Acciones requeridas
A - Según el extracto sobre el espacio público, ¿en qué año apareció en el Paseo de la Reforma el fenómeno de los antimonumentos?
B - Reproduce del extracto sobre el espacio público todo el fragmento que va desde "La apropiación contingente" hasta "marzo de 2019.".

Una de las paradojas de la pandemia es que ha permitido la recuperación, amarga y provisional, pero también extrañamente nostálgica, de espacios públicos

La falta de espacios habilitados en los barrios populares, sin embargo, no significa que no haya un uso colectivo de la vía pública. La misma calle se llena por la mañana de carretillas donde venden café y desayuno para la gente que va a trabajar, convirtiéndose al mediodía en tianguis (mercado semanal), que desmontan antes de que los niños salgan de la escuela. Por la tarde, los vecinos se congregan en asambleas, tiran desde los balcones monedas a los mariachis que circulan, se ven procesiones, por la noche cuelgan piñatas para celebrar cumpleaños o incluso instalan rings de lucha libre.

La apropiación contingente del espacio público no es la única. En el Paseo de la Reforma, la avenida más emblemática de la ciudad, en 2015 apareció un nuevo fenómeno: desde que los familiares de los 43 estudiantes desaparecidos colocaron una escultura para denunciar la violencia de estado, la apropiación del espacio público ha tomado la forma de antimonumentos: estatuas simbólicas que la ciudadanía coloca sin pedir permiso. Un ejercicio de memoria colectiva que, ante la ausencia de espacios institucionales, ocupa el espacio público como recuerdo constante de que hay víctimas y familias que todavía no han recibido justicia. El último antimonumentofue instalado por madres de víctimas de feminicidios el 8 de marzo de 2019.

Datos almacenados
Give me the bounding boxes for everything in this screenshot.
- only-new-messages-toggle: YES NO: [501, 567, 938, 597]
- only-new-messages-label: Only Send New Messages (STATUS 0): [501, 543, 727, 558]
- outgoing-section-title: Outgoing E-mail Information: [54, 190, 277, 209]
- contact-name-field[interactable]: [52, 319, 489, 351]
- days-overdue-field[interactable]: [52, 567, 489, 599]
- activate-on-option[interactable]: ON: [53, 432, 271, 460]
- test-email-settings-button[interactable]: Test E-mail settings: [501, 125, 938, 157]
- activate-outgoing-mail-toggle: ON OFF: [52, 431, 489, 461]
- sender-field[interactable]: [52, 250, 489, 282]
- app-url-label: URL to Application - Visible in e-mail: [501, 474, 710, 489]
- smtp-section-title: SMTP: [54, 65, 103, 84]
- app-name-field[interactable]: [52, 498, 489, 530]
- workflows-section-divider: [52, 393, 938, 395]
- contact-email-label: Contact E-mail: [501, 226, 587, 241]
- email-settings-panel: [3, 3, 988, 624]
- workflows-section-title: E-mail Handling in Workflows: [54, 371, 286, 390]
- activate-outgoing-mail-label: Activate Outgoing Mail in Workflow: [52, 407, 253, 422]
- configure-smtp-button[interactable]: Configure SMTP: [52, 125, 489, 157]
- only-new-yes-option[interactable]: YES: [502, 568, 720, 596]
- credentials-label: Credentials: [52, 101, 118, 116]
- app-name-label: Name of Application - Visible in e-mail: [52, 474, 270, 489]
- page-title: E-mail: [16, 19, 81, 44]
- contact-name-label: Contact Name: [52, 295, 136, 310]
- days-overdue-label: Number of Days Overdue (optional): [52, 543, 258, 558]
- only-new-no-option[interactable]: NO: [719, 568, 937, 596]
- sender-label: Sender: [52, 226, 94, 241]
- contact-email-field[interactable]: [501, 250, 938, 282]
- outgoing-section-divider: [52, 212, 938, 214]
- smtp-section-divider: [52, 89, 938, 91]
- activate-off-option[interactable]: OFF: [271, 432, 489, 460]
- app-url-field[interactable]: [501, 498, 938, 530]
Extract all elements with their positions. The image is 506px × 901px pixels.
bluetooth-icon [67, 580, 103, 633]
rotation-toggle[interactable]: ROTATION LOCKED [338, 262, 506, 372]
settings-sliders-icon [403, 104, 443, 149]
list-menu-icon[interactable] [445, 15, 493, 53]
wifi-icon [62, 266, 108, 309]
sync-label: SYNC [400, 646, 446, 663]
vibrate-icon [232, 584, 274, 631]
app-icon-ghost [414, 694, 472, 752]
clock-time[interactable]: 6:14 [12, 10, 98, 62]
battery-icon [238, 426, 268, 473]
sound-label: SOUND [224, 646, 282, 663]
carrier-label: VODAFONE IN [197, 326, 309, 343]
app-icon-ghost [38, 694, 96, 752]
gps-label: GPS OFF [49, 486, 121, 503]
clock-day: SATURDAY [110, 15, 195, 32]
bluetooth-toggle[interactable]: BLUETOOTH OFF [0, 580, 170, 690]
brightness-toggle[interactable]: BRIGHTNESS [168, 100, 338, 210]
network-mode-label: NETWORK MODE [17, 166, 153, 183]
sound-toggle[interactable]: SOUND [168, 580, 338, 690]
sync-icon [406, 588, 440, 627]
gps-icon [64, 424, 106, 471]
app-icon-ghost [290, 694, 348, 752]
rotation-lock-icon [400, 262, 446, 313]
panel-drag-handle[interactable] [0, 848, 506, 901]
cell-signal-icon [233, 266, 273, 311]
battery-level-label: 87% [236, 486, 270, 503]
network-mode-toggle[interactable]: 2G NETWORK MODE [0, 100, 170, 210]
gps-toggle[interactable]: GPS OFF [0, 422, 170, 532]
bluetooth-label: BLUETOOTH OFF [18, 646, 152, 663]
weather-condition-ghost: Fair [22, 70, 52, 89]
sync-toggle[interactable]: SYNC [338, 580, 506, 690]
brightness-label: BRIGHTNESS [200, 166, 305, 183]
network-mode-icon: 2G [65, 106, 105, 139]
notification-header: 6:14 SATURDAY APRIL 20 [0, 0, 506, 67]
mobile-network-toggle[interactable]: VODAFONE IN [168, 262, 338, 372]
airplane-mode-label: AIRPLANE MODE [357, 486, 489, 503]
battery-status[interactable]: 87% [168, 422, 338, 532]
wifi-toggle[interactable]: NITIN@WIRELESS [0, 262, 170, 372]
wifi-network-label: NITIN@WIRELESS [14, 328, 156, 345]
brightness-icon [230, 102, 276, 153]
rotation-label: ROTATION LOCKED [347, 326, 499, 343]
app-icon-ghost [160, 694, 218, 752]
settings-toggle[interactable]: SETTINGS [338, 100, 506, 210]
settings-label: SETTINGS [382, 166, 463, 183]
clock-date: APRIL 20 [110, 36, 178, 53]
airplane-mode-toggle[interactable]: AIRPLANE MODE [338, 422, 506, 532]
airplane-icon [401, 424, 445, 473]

Conjunto de respuestas
A - En 2015.

B -
La apropiación contingente del espacio público no es la única. En el Paseo de la Reforma, la avenida más emblemática de la ciudad, en 2015 apareció un nuevo fenómeno: desde que los familiares de los 43 estudiantes desaparecidos colocaron una escultura para denunciar la violencia de estado, la apropiación del espacio público ha tomado la forma de antimonumentos: estatuas simbólicas que la ciudadanía coloca sin pedir permiso. Un ejercicio de memoria colectiva que, ante la ausencia de espacios institucionales, ocupa el espacio público como recuerdo constante de que hay víctimas y familias que todavía no han recibido justicia. El último antimonumentofue instalado por madres de víctimas de feminicidios el 8 de marzo de 2019.